** BEGIN EXERCISE MATERIAL **

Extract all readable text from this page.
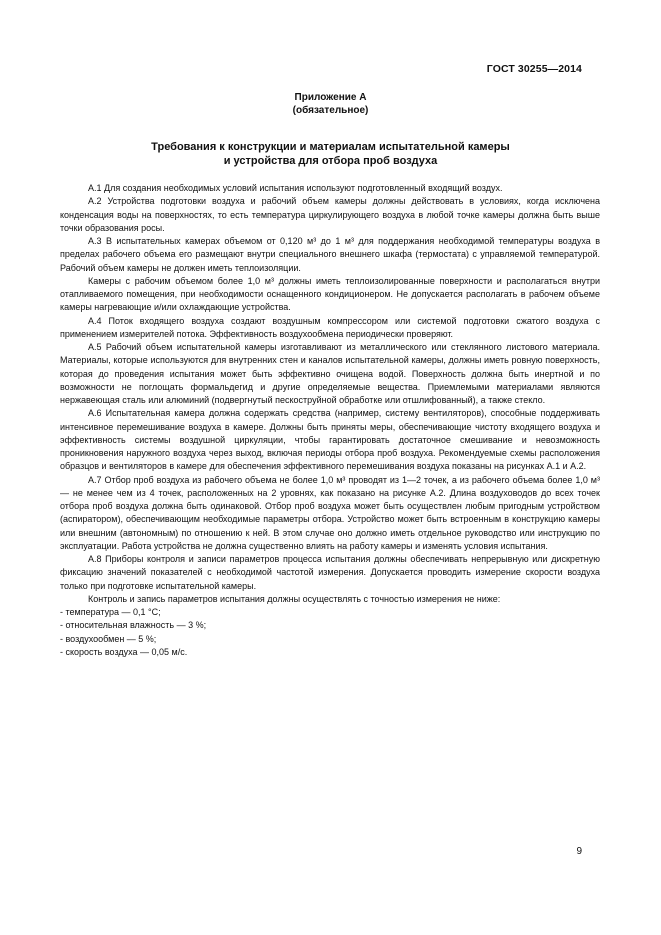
ГОСТ 30255—2014
Приложение А
(обязательное)
Требования к конструкции и материалам испытательной камеры
и устройства для отбора проб воздуха

А.1 Для создания необходимых условий испытания используют подготовленный входящий воздух.

А.2 Устройства подготовки воздуха и рабочий объем камеры должны действовать в условиях, когда исключена конденсация воды на поверхностях, то есть температура циркулирующего воздуха в любой точке камеры должна быть выше точки образования росы.

А.3 В испытательных камерах объемом от 0,120 м³ до 1 м³ для поддержания необходимой температуры воздуха в пределах рабочего объема его размещают внутри специального внешнего шкафа (термостата) с управляемой температурой. Рабочий объем камеры не должен иметь теплоизоляции.

Камеры с рабочим объемом более 1,0 м³ должны иметь теплоизолированные поверхности и располагаться внутри отапливаемого помещения, при необходимости оснащенного кондиционером. Не допускается располагать в рабочем объеме камеры нагревающие и/или охлаждающие устройства.

А.4 Поток входящего воздуха создают воздушным компрессором или системой подготовки сжатого воздуха с применением измерителей потока. Эффективность воздухообмена периодически проверяют.

А.5 Рабочий объем испытательной камеры изготавливают из металлического или стеклянного листового материала. Материалы, которые используются для внутренних стен и каналов испытательной камеры, должны иметь ровную поверхность, которая до проведения испытания может быть эффективно очищена водой. Поверхность должна быть инертной и по возможности не поглощать формальдегид и другие определяемые вещества. Приемлемыми материалами являются нержавеющая сталь или алюминий (подвергнутый пескоструйной обработке или отшлифованный), а также стекло.

А.6 Испытательная камера должна содержать средства (например, систему вентиляторов), способные поддерживать интенсивное перемешивание воздуха в камере. Должны быть приняты меры, обеспечивающие чистоту входящего воздуха и эффективность системы воздушной циркуляции, чтобы гарантировать достаточное смешивание и невозможность проникновения наружного воздуха через выход, включая периоды отбора проб воздуха. Рекомендуемые схемы расположения образцов и вентиляторов в камере для обеспечения эффективного перемешивания воздуха показаны на рисунках А.1 и А.2.

А.7 Отбор проб воздуха из рабочего объема не более 1,0 м³ проводят из 1—2 точек, а из рабочего объема более 1,0 м³ — не менее чем из 4 точек, расположенных на 2 уровнях, как показано на рисунке А.2. Длина воздуховодов до всех точек отбора проб воздуха должна быть одинаковой. Отбор проб воздуха может быть осуществлен любым пригодным устройством (аспиратором), обеспечивающим необходимые параметры отбора. Устройство может быть встроенным в конструкцию камеры или внешним (автономным) по отношению к ней. В этом случае оно должно иметь отдельное руководство или инструкцию по эксплуатации. Работа устройства не должна существенно влиять на работу камеры и изменять условия испытания.

А.8 Приборы контроля и записи параметров процесса испытания должны обеспечивать непрерывную или дискретную фиксацию значений показателей с необходимой частотой измерения. Допускается проводить измерение скорости воздуха только при подготовке испытательной камеры.

Контроль и запись параметров испытания должны осуществлять с точностью измерения не ниже:

- температура — 0,1 °C;

- относительная влажность — 3 %;

- воздухообмен — 5 %;

- скорость воздуха — 0,05 м/с.

9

** END EXERCISE MATERIAL **

[EXERCISE TASK] Among the lines of the material, find those that hold the word "параметров" and copy them.

[CORRECT ANSWER]
А.8 Приборы контроля и записи параметров процесса испытания должны обеспечивать непрерывную или дискретную фиксацию значений показателей с необходимой частотой измерения. Допускается проводить измерение скорости воздуха только при подготовке испытательной камеры.
Контроль и запись параметров испытания должны осуществлять с точностью измерения не ниже:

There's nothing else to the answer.